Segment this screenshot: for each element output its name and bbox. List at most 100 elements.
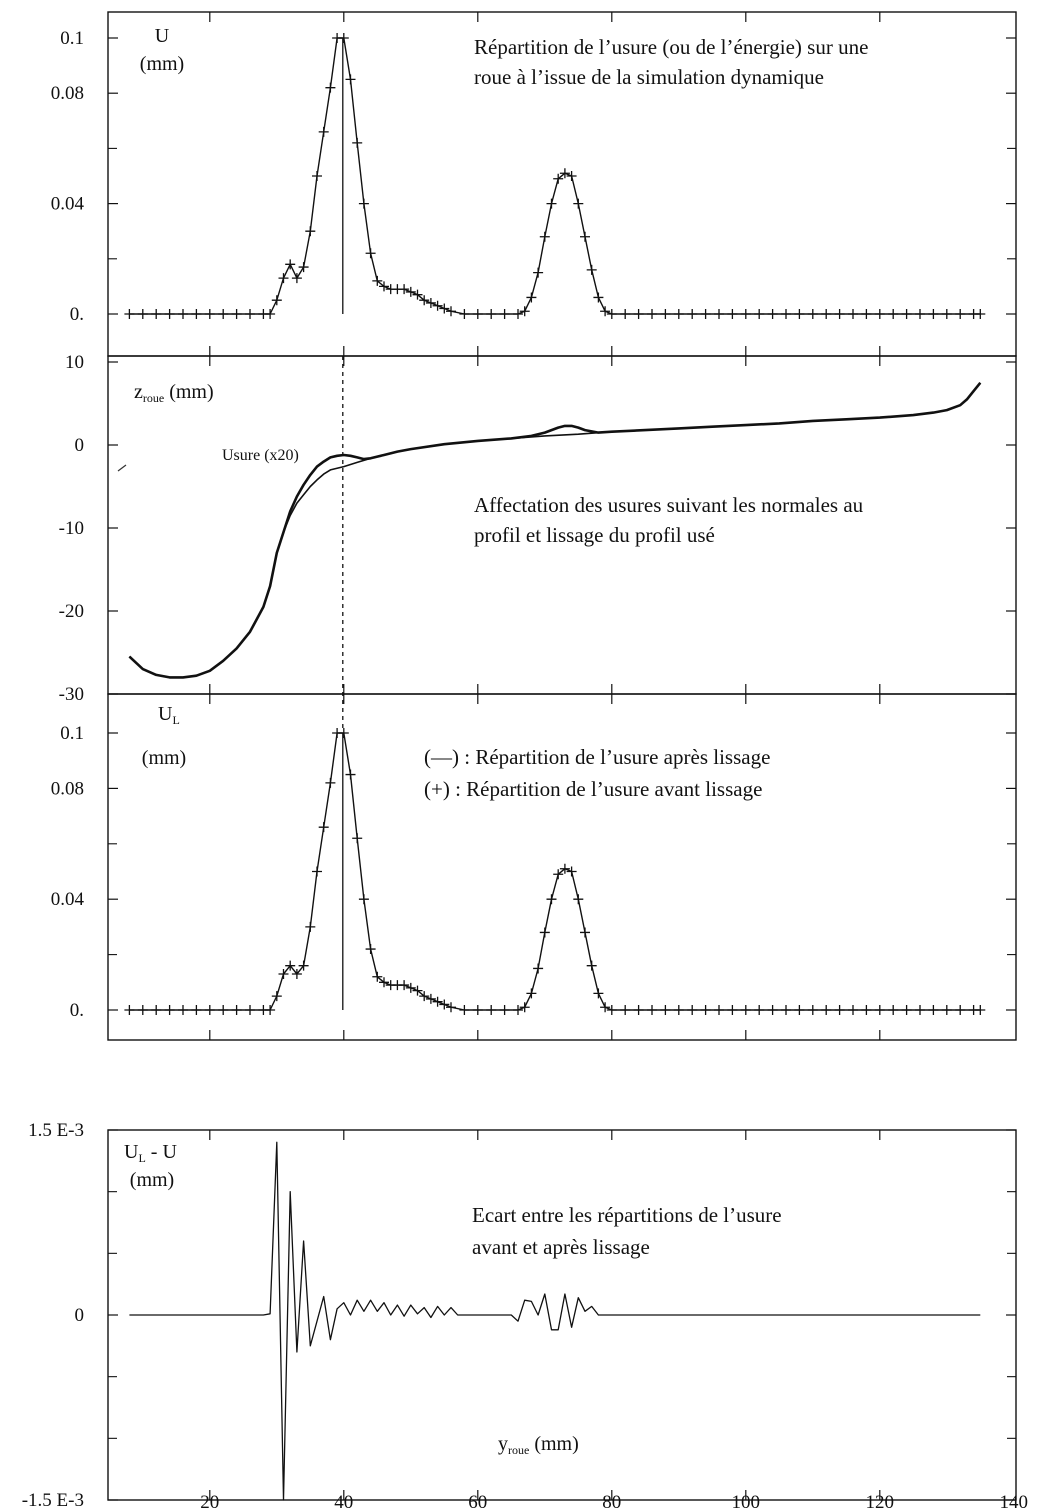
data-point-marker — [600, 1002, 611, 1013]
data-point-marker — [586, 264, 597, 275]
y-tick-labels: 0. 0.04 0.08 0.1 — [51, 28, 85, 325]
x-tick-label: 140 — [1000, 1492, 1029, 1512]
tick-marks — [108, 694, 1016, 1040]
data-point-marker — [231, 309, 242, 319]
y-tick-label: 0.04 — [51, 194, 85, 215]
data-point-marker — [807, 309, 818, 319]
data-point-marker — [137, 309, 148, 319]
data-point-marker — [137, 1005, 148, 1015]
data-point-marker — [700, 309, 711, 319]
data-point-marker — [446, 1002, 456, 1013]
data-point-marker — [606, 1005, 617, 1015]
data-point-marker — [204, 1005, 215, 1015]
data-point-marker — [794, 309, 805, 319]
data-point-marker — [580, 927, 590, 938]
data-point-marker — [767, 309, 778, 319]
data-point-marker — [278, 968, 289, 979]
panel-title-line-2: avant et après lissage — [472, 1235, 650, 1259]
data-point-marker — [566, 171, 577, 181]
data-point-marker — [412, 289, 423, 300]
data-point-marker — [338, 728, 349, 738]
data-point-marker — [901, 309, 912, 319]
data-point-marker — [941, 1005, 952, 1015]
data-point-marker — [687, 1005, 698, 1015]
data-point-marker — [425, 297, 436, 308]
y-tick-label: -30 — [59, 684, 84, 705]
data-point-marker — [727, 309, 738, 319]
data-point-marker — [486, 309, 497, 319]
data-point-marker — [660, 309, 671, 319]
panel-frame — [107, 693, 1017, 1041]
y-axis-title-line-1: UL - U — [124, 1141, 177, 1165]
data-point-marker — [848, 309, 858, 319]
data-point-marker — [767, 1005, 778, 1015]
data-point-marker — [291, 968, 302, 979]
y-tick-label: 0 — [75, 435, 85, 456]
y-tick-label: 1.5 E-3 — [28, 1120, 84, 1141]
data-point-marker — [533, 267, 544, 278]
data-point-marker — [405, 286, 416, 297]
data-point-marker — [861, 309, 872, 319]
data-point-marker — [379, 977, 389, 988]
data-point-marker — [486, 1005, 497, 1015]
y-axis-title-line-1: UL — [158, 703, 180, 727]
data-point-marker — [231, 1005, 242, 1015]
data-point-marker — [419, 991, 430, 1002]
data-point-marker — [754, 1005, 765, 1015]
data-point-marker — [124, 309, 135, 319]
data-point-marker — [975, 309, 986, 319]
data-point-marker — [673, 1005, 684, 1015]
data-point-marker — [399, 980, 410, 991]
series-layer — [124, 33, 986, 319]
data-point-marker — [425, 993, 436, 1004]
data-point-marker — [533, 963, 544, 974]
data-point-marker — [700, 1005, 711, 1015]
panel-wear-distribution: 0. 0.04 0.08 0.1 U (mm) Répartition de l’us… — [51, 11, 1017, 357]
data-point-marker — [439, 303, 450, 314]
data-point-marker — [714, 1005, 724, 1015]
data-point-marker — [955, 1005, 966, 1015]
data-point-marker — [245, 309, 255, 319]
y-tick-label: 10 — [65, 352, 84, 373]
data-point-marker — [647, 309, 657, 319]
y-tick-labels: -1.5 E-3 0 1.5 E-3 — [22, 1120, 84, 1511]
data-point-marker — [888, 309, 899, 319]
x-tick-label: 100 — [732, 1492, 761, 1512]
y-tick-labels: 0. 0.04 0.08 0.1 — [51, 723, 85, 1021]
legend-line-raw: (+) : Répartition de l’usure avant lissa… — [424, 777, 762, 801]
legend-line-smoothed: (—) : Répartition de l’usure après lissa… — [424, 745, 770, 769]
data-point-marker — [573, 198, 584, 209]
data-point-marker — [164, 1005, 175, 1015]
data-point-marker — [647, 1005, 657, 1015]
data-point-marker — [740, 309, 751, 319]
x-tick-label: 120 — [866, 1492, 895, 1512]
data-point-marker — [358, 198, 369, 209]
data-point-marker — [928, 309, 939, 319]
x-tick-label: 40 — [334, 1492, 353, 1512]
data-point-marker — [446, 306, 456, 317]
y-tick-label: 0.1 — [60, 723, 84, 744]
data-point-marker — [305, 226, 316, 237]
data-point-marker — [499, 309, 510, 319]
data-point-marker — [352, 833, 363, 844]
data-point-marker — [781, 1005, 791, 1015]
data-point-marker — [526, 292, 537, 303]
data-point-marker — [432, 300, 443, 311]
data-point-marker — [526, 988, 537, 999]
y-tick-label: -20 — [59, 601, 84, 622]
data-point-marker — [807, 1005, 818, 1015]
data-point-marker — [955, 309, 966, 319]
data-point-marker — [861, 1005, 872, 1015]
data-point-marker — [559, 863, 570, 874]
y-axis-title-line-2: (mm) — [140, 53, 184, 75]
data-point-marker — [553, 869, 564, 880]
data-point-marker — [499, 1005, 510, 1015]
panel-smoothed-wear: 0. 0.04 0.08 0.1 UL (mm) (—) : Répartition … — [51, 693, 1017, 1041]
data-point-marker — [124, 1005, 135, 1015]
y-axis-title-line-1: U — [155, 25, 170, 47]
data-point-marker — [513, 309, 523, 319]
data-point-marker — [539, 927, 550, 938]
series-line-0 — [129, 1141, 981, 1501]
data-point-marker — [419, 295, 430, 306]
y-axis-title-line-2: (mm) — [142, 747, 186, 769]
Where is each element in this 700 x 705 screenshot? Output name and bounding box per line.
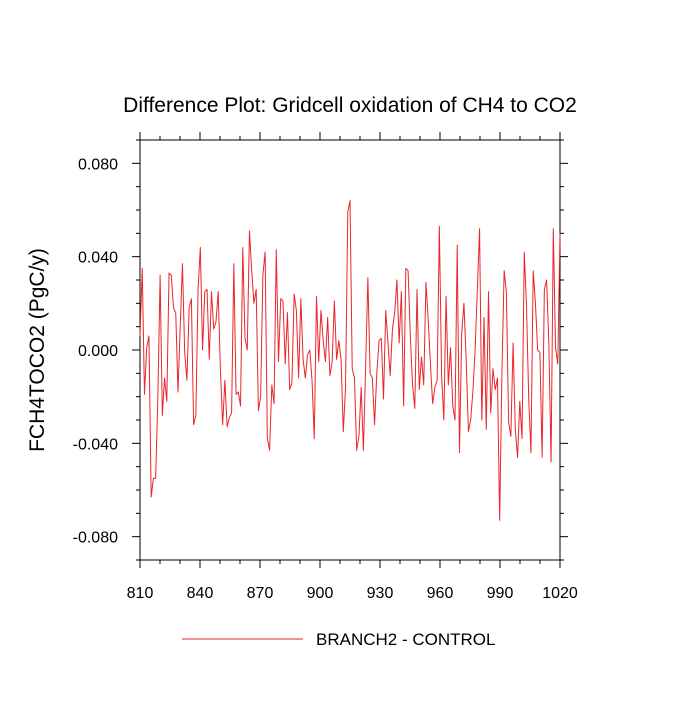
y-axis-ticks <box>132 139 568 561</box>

== == ==

PROBLEM DESCRIPTION: Copy every one of the lines above word for word, and leave out the pictures.

SOLUTION TO THE PROBLEM:
Segment this screenshot: for each element output its name and bbox. List at most 100 elements.
data-point-marker — [600, 1002, 611, 1013]
data-point-marker — [586, 264, 597, 275]
y-tick-labels: 0. 0.04 0.08 0.1 — [51, 28, 85, 325]
x-tick-label: 140 — [1000, 1492, 1029, 1512]
tick-marks — [108, 694, 1016, 1040]
data-point-marker — [231, 309, 242, 319]
y-tick-label: 0.04 — [51, 194, 85, 215]
data-point-marker — [807, 309, 818, 319]
data-point-marker — [137, 309, 148, 319]
data-point-marker — [137, 1005, 148, 1015]
data-point-marker — [700, 309, 711, 319]
data-point-marker — [446, 1002, 456, 1013]
data-point-marker — [606, 1005, 617, 1015]
data-point-marker — [204, 1005, 215, 1015]
data-point-marker — [794, 309, 805, 319]
data-point-marker — [580, 927, 590, 938]
data-point-marker — [767, 309, 778, 319]
data-point-marker — [278, 968, 289, 979]
panel-title-line-2: avant et après lissage — [472, 1235, 650, 1259]
data-point-marker — [566, 171, 577, 181]
data-point-marker — [412, 289, 423, 300]
data-point-marker — [338, 728, 349, 738]
data-point-marker — [901, 309, 912, 319]
data-point-marker — [941, 1005, 952, 1015]
data-point-marker — [687, 1005, 698, 1015]
data-point-marker — [425, 297, 436, 308]
y-tick-label: -30 — [59, 684, 84, 705]
data-point-marker — [727, 309, 738, 319]
data-point-marker — [486, 309, 497, 319]
data-point-marker — [660, 309, 671, 319]
panel-frame — [107, 693, 1017, 1041]
y-axis-title-line-1: UL - U — [124, 1141, 177, 1165]
data-point-marker — [848, 309, 858, 319]
data-point-marker — [767, 1005, 778, 1015]
data-point-marker — [291, 968, 302, 979]
y-tick-label: 0 — [75, 435, 85, 456]
y-tick-label: 1.5 E-3 — [28, 1120, 84, 1141]
data-point-marker — [533, 267, 544, 278]
data-point-marker — [405, 286, 416, 297]
data-point-marker — [861, 309, 872, 319]
data-point-marker — [379, 977, 389, 988]
data-point-marker — [486, 1005, 497, 1015]
y-axis-title-line-1: UL — [158, 703, 180, 727]
data-point-marker — [231, 1005, 242, 1015]
data-point-marker — [419, 991, 430, 1002]
data-point-marker — [754, 1005, 765, 1015]
data-point-marker — [124, 309, 135, 319]
data-point-marker — [975, 309, 986, 319]
data-point-marker — [673, 1005, 684, 1015]
data-point-marker — [399, 980, 410, 991]
series-layer — [124, 33, 986, 319]
data-point-marker — [425, 993, 436, 1004]
data-point-marker — [533, 963, 544, 974]
data-point-marker — [700, 1005, 711, 1015]
panel-wear-distribution: 0. 0.04 0.08 0.1 U (mm) Répartition de l’us… — [51, 11, 1017, 357]
data-point-marker — [439, 303, 450, 314]
data-point-marker — [714, 1005, 724, 1015]
data-point-marker — [955, 1005, 966, 1015]
data-point-marker — [245, 309, 255, 319]
y-tick-label: 10 — [65, 352, 84, 373]
data-point-marker — [647, 309, 657, 319]
y-tick-labels: -1.5 E-3 0 1.5 E-3 — [22, 1120, 84, 1511]
data-point-marker — [888, 309, 899, 319]
x-tick-label: 100 — [732, 1492, 761, 1512]
y-tick-labels: 0. 0.04 0.08 0.1 — [51, 723, 85, 1021]
legend-line-raw: (+) : Répartition de l’usure avant lissa… — [424, 777, 762, 801]
legend-line-smoothed: (—) : Répartition de l’usure après lissa… — [424, 745, 770, 769]
data-point-marker — [573, 198, 584, 209]
data-point-marker — [164, 1005, 175, 1015]
data-point-marker — [647, 1005, 657, 1015]
data-point-marker — [740, 309, 751, 319]
x-tick-label: 120 — [866, 1492, 895, 1512]
data-point-marker — [358, 198, 369, 209]
data-point-marker — [928, 309, 939, 319]
x-tick-label: 40 — [334, 1492, 353, 1512]
data-point-marker — [446, 306, 456, 317]
y-tick-label: 0.1 — [60, 723, 84, 744]
data-point-marker — [305, 226, 316, 237]
data-point-marker — [499, 309, 510, 319]
data-point-marker — [352, 833, 363, 844]
data-point-marker — [781, 1005, 791, 1015]
data-point-marker — [526, 292, 537, 303]
data-point-marker — [432, 300, 443, 311]
data-point-marker — [526, 988, 537, 999]
y-tick-label: -20 — [59, 601, 84, 622]
data-point-marker — [807, 1005, 818, 1015]
data-point-marker — [955, 309, 966, 319]
data-point-marker — [861, 1005, 872, 1015]
data-point-marker — [559, 863, 570, 874]
y-axis-title-line-2: (mm) — [140, 53, 184, 75]
data-point-marker — [553, 869, 564, 880]
data-point-marker — [499, 1005, 510, 1015]
panel-smoothed-wear: 0. 0.04 0.08 0.1 UL (mm) (—) : Répartition … — [51, 693, 1017, 1041]
data-point-marker — [124, 1005, 135, 1015]
y-axis-title-line-1: U — [155, 25, 170, 47]
data-point-marker — [513, 309, 523, 319]
data-point-marker — [539, 927, 550, 938]
series-line-0 — [129, 1141, 981, 1501]
data-point-marker — [419, 295, 430, 306]
y-axis-title-line-2: (mm) — [142, 747, 186, 769]
Where is each element in this 700 x 705 screenshot? Output name and bounding box per line.
y-axis-ticks <box>132 139 568 561</box>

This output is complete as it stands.